_Exercise description_: Output each line exactly as it appears, skipping any embedded picture.

_Exercise materials_:

- - - - - - -

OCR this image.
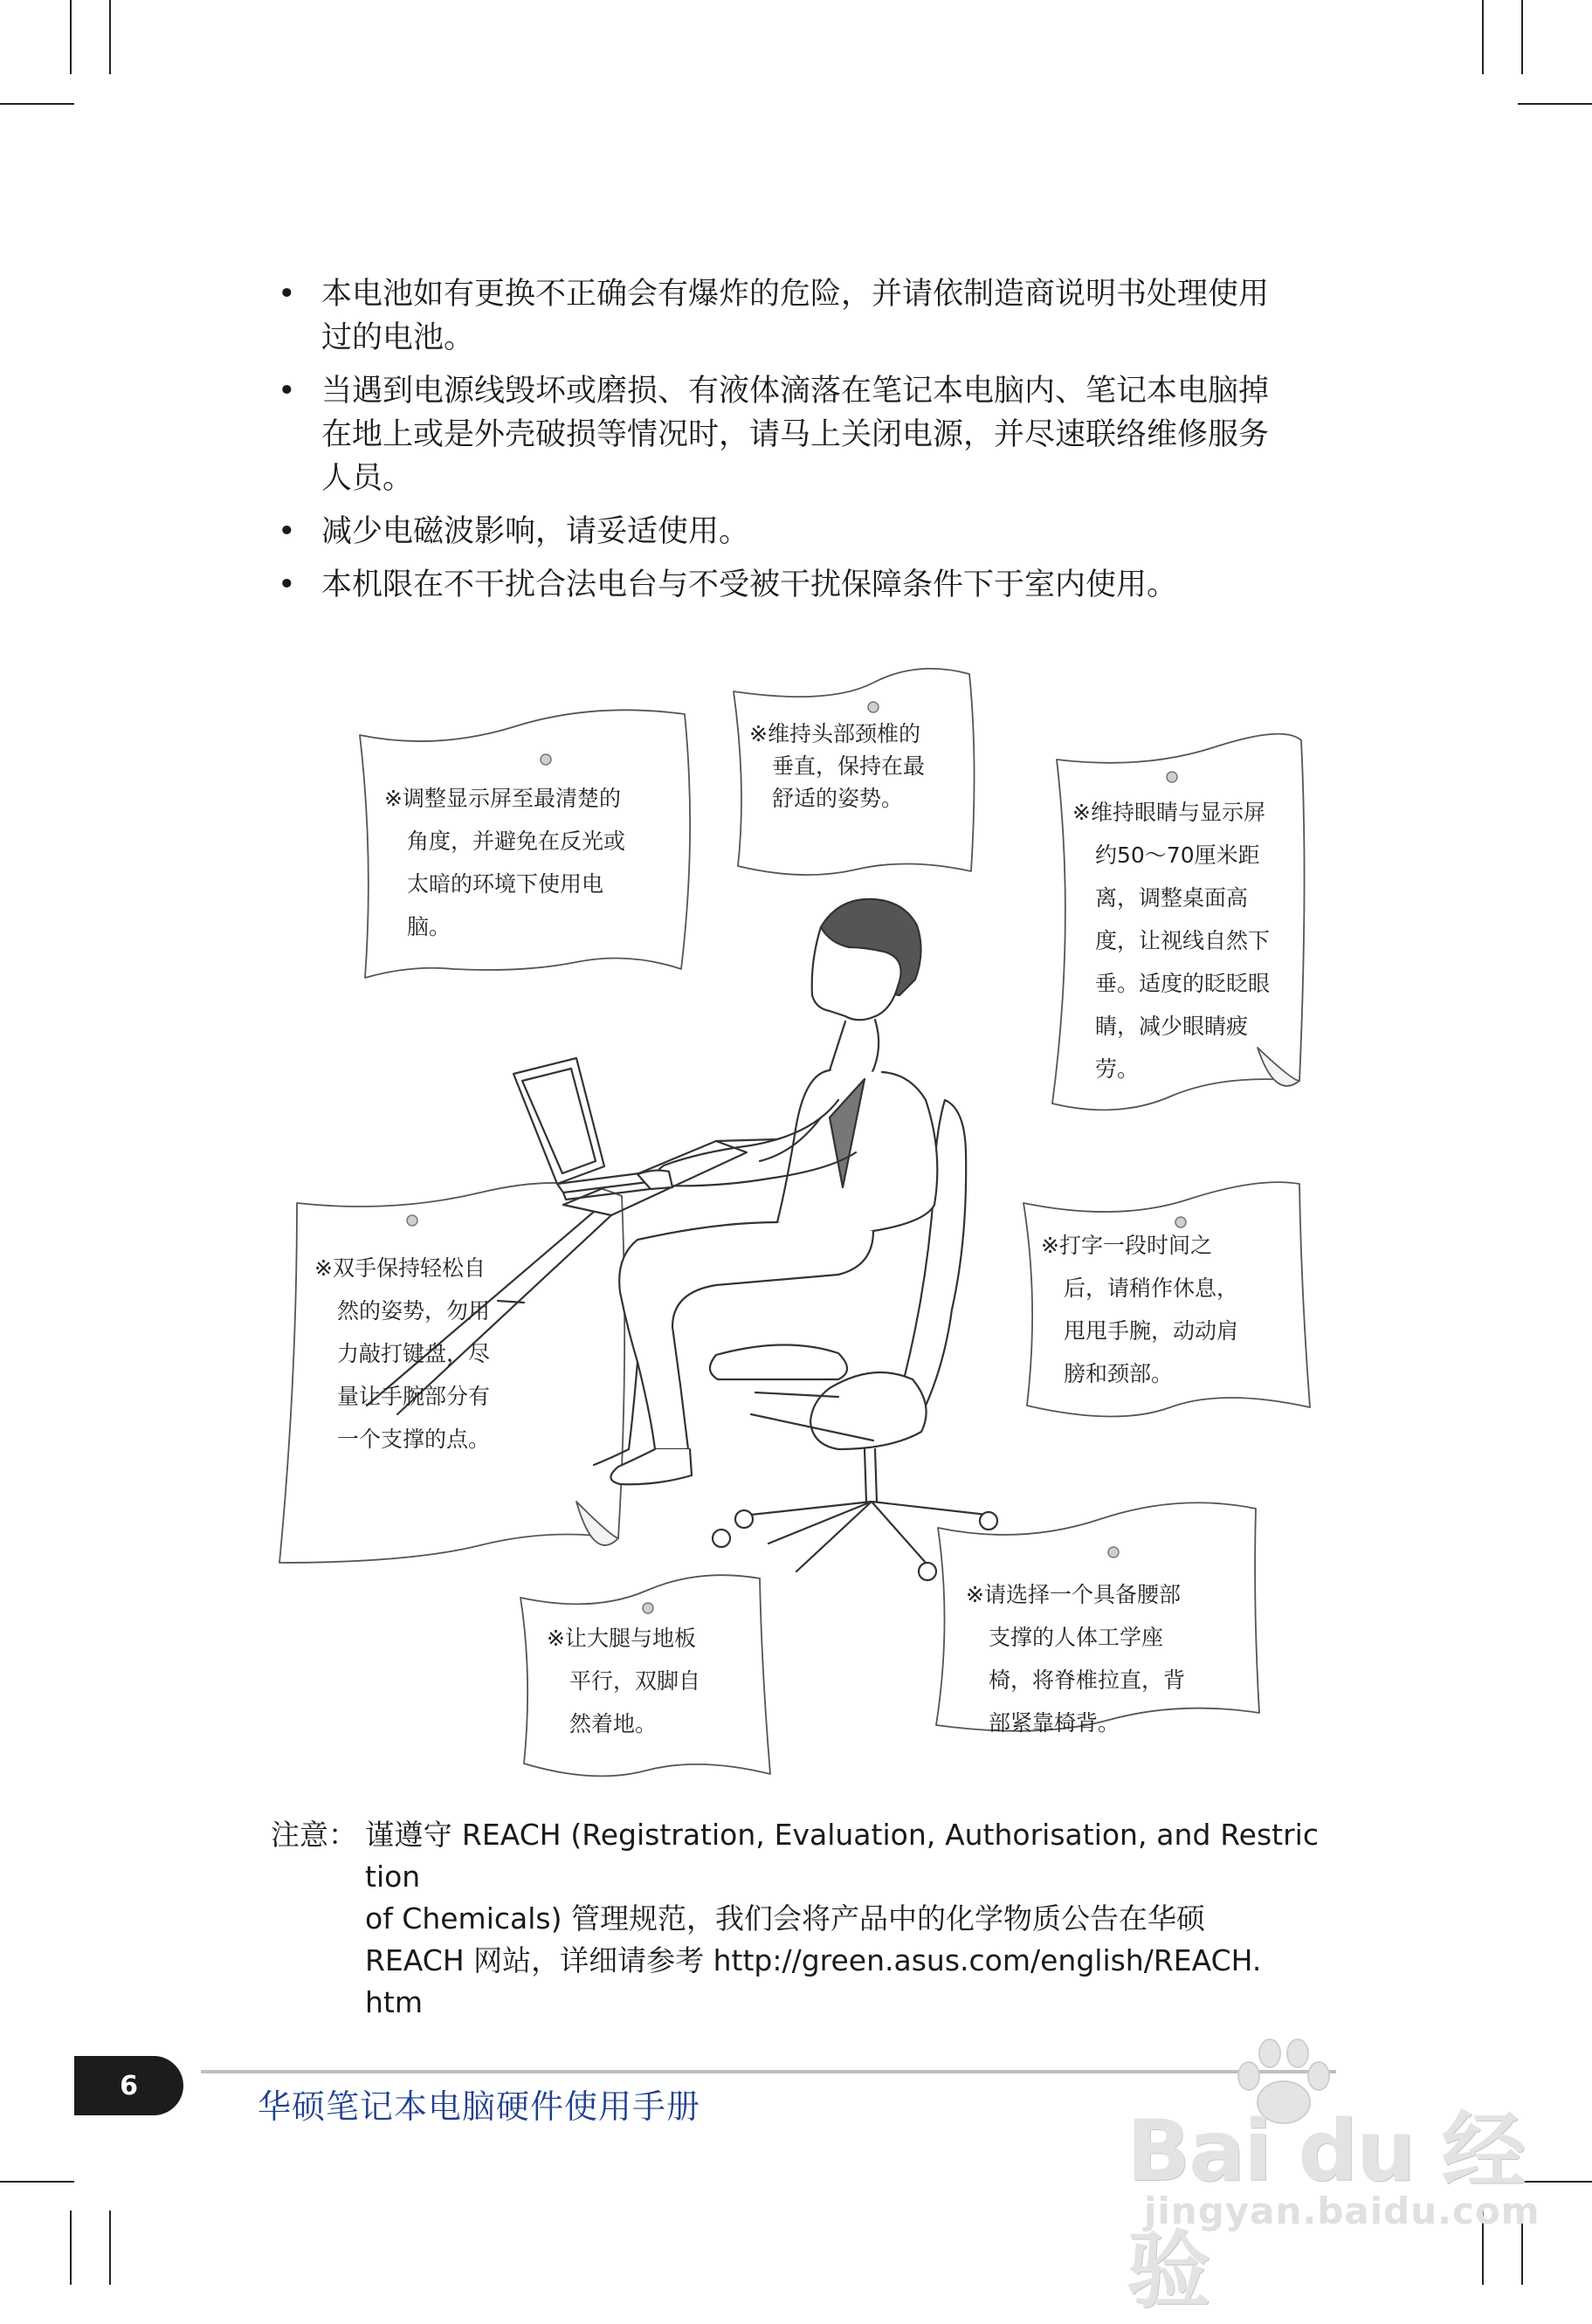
• 本电池如有更换不正确会有爆炸的危险，并请依制造商说明书处理使用
过的电池。
• 当遇到电源线毁坏或磨损、有液体滴落在笔记本电脑内、笔记本电脑掉
在地上或是外壳破损等情况时，请马上关闭电源，并尽速联络维修服务
人员。
• 减少电磁波影响，请妥适使用。
• 本机限在不干扰合法电台与不受被干扰保障条件下于室内使用。
※调整显示屏至最清楚的
角度，并避免在反光或
太暗的环境下使用电
脑。
※维持头部颈椎的
垂直，保持在最
舒适的姿势。
※维持眼睛与显示屏
约50～70厘米距
离，调整桌面高
度，让视线自然下
垂。适度的眨眨眼
睛，减少眼睛疲
劳。
※双手保持轻松自
然的姿势，勿用
力敲打键盘，尽
量让手腕部分有
一个支撑的点。
※打字一段时间之
后，请稍作休息，
甩甩手腕，动动肩
膀和颈部。
※让大腿与地板
平行，双脚自
然着地。
※请选择一个具备腰部
支撑的人体工学座
椅，将脊椎拉直，背
部紧靠椅背。
注意： 谨遵守 REACH (Registration, Evaluation, Authorisation, and Restriction
of Chemicals) 管理规范，我们会将产品中的化学物质公告在华硕
REACH 网站，详细请参考 http://green.asus.com/english/REACH.
htm
6
华硕笔记本电脑硬件使用手册	Bai du 经验
jingyan.baidu.com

- - - - - - -

_Completed task_:
OCR this image.
• 本电池如有更换不正确会有爆炸的危险，并请依制造商说明书处理使用
过的电池。
• 当遇到电源线毁坏或磨损、有液体滴落在笔记本电脑内、笔记本电脑掉
在地上或是外壳破损等情况时，请马上关闭电源，并尽速联络维修服务
人员。
• 减少电磁波影响，请妥适使用。
• 本机限在不干扰合法电台与不受被干扰保障条件下于室内使用。
※调整显示屏至最清楚的
角度，并避免在反光或
太暗的环境下使用电
脑。
※维持头部颈椎的
垂直，保持在最
舒适的姿势。
※维持眼睛与显示屏
约50～70厘米距
离，调整桌面高
度，让视线自然下
垂。适度的眨眨眼
睛，减少眼睛疲
劳。
※双手保持轻松自
然的姿势，勿用
力敲打键盘，尽
量让手腕部分有
一个支撑的点。
※打字一段时间之
后，请稍作休息，
甩甩手腕，动动肩
膀和颈部。
※让大腿与地板
平行，双脚自
然着地。
※请选择一个具备腰部
支撑的人体工学座
椅，将脊椎拉直，背
部紧靠椅背。
注意： 谨遵守 REACH (Registration, Evaluation, Authorisation, and Restriction
of Chemicals) 管理规范，我们会将产品中的化学物质公告在华硕
REACH 网站，详细请参考 http://green.asus.com/english/REACH.
htm
6
华硕笔记本电脑硬件使用手册	Bai du 经验
jingyan.baidu.com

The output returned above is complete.